-- START RECORDS SUPPLIED --

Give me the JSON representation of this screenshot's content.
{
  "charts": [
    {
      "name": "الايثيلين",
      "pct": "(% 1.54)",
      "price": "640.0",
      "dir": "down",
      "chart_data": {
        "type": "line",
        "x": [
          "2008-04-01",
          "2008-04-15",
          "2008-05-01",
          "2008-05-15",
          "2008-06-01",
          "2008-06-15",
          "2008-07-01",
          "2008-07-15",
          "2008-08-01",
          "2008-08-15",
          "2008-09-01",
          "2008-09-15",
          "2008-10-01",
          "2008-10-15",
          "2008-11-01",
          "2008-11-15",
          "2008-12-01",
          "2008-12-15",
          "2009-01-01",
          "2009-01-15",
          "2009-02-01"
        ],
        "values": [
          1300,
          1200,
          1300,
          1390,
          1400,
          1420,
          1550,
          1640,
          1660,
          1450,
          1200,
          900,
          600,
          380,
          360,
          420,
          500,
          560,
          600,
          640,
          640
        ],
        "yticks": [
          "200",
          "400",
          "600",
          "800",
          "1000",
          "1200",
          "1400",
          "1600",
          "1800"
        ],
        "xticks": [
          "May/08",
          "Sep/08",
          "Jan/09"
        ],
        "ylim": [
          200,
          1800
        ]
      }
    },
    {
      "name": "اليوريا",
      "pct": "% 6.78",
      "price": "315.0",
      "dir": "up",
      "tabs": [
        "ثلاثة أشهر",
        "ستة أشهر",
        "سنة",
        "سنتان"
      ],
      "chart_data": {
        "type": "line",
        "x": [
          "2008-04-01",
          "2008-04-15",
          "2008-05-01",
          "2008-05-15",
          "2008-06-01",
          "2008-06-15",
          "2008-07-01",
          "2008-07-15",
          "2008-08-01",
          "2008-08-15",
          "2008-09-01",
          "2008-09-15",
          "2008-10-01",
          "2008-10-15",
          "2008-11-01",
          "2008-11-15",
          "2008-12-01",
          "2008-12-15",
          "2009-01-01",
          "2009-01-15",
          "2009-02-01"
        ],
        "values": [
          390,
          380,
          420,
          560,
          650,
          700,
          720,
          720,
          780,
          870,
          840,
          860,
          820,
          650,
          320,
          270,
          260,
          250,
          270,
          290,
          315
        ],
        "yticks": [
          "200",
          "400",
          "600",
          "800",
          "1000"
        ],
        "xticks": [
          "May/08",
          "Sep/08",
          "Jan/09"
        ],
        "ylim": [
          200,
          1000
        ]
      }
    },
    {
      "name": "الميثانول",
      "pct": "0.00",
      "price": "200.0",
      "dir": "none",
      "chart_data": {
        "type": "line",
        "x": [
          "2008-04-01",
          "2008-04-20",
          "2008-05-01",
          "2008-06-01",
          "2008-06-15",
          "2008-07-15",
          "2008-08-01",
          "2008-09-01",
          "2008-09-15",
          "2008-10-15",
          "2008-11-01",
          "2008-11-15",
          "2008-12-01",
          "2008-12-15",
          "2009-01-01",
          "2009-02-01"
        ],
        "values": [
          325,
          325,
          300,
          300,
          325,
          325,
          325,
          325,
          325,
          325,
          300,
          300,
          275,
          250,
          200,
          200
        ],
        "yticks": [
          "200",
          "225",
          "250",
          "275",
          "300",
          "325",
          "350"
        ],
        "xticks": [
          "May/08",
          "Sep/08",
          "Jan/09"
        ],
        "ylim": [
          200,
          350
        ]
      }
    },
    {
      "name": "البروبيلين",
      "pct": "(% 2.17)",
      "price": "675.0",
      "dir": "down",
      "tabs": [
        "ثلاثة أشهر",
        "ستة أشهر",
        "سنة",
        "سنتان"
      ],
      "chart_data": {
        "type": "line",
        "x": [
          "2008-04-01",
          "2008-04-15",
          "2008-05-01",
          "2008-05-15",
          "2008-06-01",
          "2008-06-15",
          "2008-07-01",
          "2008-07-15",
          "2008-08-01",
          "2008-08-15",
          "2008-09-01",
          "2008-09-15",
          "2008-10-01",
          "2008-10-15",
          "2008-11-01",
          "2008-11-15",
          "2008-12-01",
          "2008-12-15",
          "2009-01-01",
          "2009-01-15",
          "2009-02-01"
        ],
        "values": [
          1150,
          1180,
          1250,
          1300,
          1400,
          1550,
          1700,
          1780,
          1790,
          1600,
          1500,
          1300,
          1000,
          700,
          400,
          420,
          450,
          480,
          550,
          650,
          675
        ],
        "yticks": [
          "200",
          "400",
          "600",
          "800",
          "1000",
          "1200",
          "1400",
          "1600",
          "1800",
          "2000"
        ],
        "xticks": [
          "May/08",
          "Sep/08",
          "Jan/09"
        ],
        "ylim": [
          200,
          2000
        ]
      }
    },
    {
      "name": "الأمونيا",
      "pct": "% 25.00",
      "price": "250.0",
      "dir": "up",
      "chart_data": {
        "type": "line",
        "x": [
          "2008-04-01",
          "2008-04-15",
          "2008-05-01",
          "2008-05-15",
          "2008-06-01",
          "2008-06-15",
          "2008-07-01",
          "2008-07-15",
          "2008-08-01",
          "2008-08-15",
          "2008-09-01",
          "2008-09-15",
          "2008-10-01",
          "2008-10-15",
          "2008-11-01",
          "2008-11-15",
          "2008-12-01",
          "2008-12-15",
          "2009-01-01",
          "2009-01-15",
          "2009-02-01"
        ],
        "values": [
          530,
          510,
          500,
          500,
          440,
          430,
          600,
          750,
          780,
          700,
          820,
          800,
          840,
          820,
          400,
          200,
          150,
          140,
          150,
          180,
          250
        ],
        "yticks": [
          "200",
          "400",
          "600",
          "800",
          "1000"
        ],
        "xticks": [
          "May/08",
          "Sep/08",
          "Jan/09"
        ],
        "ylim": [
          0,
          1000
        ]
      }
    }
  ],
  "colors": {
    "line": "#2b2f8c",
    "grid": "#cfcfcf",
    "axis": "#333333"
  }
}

-- END RECORDS SUPPLIED --

EXERCISE – The data above must be returned in full, exactly as written.

THE COMPLETED TASK –
Give me the JSON representation of this screenshot's content.
{
  "charts": [
    {
      "name": "الايثيلين",
      "pct": "(% 1.54)",
      "price": "640.0",
      "dir": "down",
      "chart_data": {
        "type": "line",
        "x": [
          "2008-04-01",
          "2008-04-15",
          "2008-05-01",
          "2008-05-15",
          "2008-06-01",
          "2008-06-15",
          "2008-07-01",
          "2008-07-15",
          "2008-08-01",
          "2008-08-15",
          "2008-09-01",
          "2008-09-15",
          "2008-10-01",
          "2008-10-15",
          "2008-11-01",
          "2008-11-15",
          "2008-12-01",
          "2008-12-15",
          "2009-01-01",
          "2009-01-15",
          "2009-02-01"
        ],
        "values": [
          1300,
          1200,
          1300,
          1390,
          1400,
          1420,
          1550,
          1640,
          1660,
          1450,
          1200,
          900,
          600,
          380,
          360,
          420,
          500,
          560,
          600,
          640,
          640
        ],
        "yticks": [
          "200",
          "400",
          "600",
          "800",
          "1000",
          "1200",
          "1400",
          "1600",
          "1800"
        ],
        "xticks": [
          "May/08",
          "Sep/08",
          "Jan/09"
        ],
        "ylim": [
          200,
          1800
        ]
      }
    },
    {
      "name": "اليوريا",
      "pct": "% 6.78",
      "price": "315.0",
      "dir": "up",
      "tabs": [
        "ثلاثة أشهر",
        "ستة أشهر",
        "سنة",
        "سنتان"
      ],
      "chart_data": {
        "type": "line",
        "x": [
          "2008-04-01",
          "2008-04-15",
          "2008-05-01",
          "2008-05-15",
          "2008-06-01",
          "2008-06-15",
          "2008-07-01",
          "2008-07-15",
          "2008-08-01",
          "2008-08-15",
          "2008-09-01",
          "2008-09-15",
          "2008-10-01",
          "2008-10-15",
          "2008-11-01",
          "2008-11-15",
          "2008-12-01",
          "2008-12-15",
          "2009-01-01",
          "2009-01-15",
          "2009-02-01"
        ],
        "values": [
          390,
          380,
          420,
          560,
          650,
          700,
          720,
          720,
          780,
          870,
          840,
          860,
          820,
          650,
          320,
          270,
          260,
          250,
          270,
          290,
          315
        ],
        "yticks": [
          "200",
          "400",
          "600",
          "800",
          "1000"
        ],
        "xticks": [
          "May/08",
          "Sep/08",
          "Jan/09"
        ],
        "ylim": [
          200,
          1000
        ]
      }
    },
    {
      "name": "الميثانول",
      "pct": "0.00",
      "price": "200.0",
      "dir": "none",
      "chart_data": {
        "type": "line",
        "x": [
          "2008-04-01",
          "2008-04-20",
          "2008-05-01",
          "2008-06-01",
          "2008-06-15",
          "2008-07-15",
          "2008-08-01",
          "2008-09-01",
          "2008-09-15",
          "2008-10-15",
          "2008-11-01",
          "2008-11-15",
          "2008-12-01",
          "2008-12-15",
          "2009-01-01",
          "2009-02-01"
        ],
        "values": [
          325,
          325,
          300,
          300,
          325,
          325,
          325,
          325,
          325,
          325,
          300,
          300,
          275,
          250,
          200,
          200
        ],
        "yticks": [
          "200",
          "225",
          "250",
          "275",
          "300",
          "325",
          "350"
        ],
        "xticks": [
          "May/08",
          "Sep/08",
          "Jan/09"
        ],
        "ylim": [
          200,
          350
        ]
      }
    },
    {
      "name": "البروبيلين",
      "pct": "(% 2.17)",
      "price": "675.0",
      "dir": "down",
      "tabs": [
        "ثلاثة أشهر",
        "ستة أشهر",
        "سنة",
        "سنتان"
      ],
      "chart_data": {
        "type": "line",
        "x": [
          "2008-04-01",
          "2008-04-15",
          "2008-05-01",
          "2008-05-15",
          "2008-06-01",
          "2008-06-15",
          "2008-07-01",
          "2008-07-15",
          "2008-08-01",
          "2008-08-15",
          "2008-09-01",
          "2008-09-15",
          "2008-10-01",
          "2008-10-15",
          "2008-11-01",
          "2008-11-15",
          "2008-12-01",
          "2008-12-15",
          "2009-01-01",
          "2009-01-15",
          "2009-02-01"
        ],
        "values": [
          1150,
          1180,
          1250,
          1300,
          1400,
          1550,
          1700,
          1780,
          1790,
          1600,
          1500,
          1300,
          1000,
          700,
          400,
          420,
          450,
          480,
          550,
          650,
          675
        ],
        "yticks": [
          "200",
          "400",
          "600",
          "800",
          "1000",
          "1200",
          "1400",
          "1600",
          "1800",
          "2000"
        ],
        "xticks": [
          "May/08",
          "Sep/08",
          "Jan/09"
        ],
        "ylim": [
          200,
          2000
        ]
      }
    },
    {
      "name": "الأمونيا",
      "pct": "% 25.00",
      "price": "250.0",
      "dir": "up",
      "chart_data": {
        "type": "line",
        "x": [
          "2008-04-01",
          "2008-04-15",
          "2008-05-01",
          "2008-05-15",
          "2008-06-01",
          "2008-06-15",
          "2008-07-01",
          "2008-07-15",
          "2008-08-01",
          "2008-08-15",
          "2008-09-01",
          "2008-09-15",
          "2008-10-01",
          "2008-10-15",
          "2008-11-01",
          "2008-11-15",
          "2008-12-01",
          "2008-12-15",
          "2009-01-01",
          "2009-01-15",
          "2009-02-01"
        ],
        "values": [
          530,
          510,
          500,
          500,
          440,
          430,
          600,
          750,
          780,
          700,
          820,
          800,
          840,
          820,
          400,
          200,
          150,
          140,
          150,
          180,
          250
        ],
        "yticks": [
          "200",
          "400",
          "600",
          "800",
          "1000"
        ],
        "xticks": [
          "May/08",
          "Sep/08",
          "Jan/09"
        ],
        "ylim": [
          0,
          1000
        ]
      }
    }
  ],
  "colors": {
    "line": "#2b2f8c",
    "grid": "#cfcfcf",
    "axis": "#333333"
  }
}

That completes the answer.